§ TASK TO COMPLETE
Say how many lines include the word "JSON", using only a number.

***** RECORDS *****

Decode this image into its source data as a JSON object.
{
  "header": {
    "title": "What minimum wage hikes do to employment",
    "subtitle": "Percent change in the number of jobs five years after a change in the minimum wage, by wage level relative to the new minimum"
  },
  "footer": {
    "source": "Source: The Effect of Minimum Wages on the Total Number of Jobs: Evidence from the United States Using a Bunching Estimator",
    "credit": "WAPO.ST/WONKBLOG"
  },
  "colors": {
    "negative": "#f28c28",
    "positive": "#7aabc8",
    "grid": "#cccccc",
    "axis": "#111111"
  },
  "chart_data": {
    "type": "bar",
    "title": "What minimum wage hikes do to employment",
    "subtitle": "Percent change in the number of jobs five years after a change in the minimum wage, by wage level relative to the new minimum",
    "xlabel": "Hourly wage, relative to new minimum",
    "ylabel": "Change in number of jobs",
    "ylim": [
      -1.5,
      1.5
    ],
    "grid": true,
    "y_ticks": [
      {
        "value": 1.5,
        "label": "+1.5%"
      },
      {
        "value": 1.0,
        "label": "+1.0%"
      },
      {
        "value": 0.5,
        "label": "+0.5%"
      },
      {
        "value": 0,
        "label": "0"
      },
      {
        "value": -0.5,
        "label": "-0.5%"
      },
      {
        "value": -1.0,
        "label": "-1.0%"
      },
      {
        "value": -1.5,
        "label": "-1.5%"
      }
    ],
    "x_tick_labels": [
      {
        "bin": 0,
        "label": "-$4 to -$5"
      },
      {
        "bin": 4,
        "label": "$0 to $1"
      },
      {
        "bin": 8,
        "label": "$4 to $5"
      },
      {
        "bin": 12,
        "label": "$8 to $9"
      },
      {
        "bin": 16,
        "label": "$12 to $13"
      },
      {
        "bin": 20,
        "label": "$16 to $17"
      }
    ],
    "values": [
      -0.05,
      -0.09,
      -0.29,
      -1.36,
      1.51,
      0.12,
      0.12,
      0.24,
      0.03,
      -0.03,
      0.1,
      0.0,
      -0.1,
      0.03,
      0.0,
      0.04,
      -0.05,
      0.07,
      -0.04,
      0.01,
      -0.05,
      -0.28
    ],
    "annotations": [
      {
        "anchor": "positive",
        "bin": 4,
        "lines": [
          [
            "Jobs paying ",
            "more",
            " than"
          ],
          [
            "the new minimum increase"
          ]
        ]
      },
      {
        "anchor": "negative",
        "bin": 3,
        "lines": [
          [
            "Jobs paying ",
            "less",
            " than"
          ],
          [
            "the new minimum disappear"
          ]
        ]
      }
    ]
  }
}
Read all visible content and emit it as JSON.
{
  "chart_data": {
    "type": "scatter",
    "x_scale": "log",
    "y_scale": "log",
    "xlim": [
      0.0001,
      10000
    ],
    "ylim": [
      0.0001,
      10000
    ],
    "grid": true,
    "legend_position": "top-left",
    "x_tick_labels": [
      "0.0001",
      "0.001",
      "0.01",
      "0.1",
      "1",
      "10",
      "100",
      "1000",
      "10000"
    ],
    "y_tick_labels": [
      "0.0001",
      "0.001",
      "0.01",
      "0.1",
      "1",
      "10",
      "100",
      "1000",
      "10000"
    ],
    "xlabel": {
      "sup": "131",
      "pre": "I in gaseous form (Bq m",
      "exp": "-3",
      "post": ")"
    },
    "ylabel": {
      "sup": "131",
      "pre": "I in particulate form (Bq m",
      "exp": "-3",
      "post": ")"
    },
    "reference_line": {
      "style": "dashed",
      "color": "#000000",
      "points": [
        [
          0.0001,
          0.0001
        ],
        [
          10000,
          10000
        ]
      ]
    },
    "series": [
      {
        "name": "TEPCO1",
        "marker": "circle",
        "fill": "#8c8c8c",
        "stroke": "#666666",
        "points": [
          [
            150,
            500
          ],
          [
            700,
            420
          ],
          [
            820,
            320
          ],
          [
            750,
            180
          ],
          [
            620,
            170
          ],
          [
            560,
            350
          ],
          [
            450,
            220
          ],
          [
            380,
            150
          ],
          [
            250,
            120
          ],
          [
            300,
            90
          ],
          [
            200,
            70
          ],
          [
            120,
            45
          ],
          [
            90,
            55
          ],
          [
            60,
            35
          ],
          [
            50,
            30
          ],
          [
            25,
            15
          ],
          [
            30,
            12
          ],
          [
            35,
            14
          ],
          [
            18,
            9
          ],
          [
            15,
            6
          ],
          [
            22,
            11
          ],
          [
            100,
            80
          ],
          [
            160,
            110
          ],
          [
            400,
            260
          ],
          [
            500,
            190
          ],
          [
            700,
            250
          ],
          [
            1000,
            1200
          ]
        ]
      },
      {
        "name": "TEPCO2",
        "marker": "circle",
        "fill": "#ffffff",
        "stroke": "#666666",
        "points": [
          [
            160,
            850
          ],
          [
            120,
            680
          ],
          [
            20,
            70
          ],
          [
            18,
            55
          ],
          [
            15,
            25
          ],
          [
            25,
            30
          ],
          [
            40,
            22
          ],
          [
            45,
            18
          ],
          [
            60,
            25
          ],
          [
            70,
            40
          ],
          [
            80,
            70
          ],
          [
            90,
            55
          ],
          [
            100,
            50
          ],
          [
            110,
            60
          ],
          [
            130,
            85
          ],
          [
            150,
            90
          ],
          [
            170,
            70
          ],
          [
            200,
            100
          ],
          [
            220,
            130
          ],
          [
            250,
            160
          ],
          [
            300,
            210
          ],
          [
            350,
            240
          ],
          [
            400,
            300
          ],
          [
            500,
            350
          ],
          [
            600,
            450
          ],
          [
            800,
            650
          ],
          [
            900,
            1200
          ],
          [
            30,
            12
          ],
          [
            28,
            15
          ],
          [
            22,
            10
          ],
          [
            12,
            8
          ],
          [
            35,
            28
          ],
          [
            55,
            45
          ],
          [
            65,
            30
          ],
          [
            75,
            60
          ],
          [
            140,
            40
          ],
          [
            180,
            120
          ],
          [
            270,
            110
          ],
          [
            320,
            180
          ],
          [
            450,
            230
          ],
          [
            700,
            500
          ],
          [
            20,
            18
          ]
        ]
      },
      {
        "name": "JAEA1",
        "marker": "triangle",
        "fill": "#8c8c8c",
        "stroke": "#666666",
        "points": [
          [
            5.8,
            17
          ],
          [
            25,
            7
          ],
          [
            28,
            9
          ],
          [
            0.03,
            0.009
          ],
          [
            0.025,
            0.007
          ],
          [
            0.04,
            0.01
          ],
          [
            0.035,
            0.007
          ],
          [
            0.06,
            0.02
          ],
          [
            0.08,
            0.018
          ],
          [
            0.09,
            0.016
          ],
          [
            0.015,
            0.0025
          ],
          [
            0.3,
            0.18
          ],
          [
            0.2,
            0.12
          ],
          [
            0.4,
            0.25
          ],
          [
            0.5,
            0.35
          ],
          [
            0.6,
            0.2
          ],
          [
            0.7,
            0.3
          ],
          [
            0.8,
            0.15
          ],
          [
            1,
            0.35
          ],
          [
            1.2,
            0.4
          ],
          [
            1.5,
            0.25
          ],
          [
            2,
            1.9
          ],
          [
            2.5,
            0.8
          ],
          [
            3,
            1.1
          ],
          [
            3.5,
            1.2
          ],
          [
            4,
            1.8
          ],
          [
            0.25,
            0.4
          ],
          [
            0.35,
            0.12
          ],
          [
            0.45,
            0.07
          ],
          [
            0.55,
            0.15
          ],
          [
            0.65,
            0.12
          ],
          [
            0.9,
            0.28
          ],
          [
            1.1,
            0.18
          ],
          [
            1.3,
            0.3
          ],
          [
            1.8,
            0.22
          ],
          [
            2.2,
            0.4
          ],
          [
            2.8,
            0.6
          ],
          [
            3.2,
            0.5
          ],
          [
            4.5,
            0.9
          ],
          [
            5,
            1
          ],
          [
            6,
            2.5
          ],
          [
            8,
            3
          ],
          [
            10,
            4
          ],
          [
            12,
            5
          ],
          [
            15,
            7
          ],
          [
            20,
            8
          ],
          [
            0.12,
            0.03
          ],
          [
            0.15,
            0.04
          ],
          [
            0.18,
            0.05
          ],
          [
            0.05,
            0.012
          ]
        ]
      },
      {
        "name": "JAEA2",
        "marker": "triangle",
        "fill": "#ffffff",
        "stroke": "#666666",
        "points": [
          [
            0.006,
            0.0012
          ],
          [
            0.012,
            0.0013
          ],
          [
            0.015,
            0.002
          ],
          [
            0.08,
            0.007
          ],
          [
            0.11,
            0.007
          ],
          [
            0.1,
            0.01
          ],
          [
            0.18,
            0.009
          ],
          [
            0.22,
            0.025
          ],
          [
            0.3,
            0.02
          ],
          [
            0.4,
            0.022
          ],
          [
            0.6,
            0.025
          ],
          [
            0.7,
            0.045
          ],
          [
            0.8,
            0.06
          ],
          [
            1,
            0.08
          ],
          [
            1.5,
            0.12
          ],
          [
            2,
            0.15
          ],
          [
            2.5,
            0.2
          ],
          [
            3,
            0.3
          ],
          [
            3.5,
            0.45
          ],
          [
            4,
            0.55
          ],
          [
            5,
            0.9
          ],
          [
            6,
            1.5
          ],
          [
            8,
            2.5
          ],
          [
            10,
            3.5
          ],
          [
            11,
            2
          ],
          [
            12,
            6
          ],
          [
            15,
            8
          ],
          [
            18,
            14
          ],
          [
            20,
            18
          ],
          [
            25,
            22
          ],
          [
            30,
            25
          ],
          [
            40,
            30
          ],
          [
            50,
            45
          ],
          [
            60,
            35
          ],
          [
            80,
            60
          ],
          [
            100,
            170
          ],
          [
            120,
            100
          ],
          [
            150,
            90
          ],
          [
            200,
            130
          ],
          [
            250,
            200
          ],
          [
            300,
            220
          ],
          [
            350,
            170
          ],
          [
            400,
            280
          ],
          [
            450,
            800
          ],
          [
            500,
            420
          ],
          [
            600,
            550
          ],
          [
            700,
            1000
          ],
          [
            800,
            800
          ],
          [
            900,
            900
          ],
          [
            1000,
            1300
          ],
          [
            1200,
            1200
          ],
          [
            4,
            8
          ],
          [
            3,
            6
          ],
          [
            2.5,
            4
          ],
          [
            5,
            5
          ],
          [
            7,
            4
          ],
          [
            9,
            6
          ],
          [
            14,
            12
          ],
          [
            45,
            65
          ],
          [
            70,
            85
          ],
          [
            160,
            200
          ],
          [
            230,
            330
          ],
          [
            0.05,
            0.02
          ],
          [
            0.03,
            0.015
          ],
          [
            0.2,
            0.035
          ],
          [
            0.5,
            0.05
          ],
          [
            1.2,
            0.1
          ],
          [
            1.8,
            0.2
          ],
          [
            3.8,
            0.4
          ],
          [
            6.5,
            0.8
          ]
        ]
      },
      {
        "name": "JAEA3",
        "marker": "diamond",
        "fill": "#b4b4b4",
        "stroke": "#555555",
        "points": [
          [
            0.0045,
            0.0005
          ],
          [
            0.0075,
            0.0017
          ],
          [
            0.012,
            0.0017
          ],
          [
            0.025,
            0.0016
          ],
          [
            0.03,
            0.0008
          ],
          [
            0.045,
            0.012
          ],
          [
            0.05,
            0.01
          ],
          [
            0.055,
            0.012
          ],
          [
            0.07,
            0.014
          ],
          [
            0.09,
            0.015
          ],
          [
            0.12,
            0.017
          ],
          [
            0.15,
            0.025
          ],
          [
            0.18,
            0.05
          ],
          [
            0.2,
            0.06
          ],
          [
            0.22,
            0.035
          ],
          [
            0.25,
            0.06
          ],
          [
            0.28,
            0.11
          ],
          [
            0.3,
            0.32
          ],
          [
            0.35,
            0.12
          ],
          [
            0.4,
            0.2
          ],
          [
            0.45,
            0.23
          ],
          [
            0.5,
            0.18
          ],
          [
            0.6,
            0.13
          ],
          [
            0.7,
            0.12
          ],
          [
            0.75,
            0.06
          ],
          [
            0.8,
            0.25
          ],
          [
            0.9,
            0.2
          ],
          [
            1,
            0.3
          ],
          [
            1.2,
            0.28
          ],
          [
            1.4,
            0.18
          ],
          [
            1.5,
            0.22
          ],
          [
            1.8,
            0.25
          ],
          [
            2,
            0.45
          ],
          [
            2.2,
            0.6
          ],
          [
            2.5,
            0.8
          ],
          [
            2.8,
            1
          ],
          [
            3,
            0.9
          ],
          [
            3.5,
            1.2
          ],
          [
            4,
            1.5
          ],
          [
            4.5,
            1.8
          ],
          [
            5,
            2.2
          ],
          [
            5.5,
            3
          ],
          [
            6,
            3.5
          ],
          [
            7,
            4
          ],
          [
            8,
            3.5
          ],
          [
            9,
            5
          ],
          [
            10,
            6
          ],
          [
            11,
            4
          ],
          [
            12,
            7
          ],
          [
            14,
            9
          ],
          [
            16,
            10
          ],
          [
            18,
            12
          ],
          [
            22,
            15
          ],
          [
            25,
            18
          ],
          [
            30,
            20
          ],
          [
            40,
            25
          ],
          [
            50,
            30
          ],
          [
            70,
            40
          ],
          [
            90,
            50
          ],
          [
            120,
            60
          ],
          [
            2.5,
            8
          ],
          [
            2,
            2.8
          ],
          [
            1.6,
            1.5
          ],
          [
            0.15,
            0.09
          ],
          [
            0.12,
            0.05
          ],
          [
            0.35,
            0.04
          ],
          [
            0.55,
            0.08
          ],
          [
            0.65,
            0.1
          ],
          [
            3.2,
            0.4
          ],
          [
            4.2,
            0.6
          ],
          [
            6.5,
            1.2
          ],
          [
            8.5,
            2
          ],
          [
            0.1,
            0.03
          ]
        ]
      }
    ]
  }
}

*****

§ EXERCISE SOLUTION
2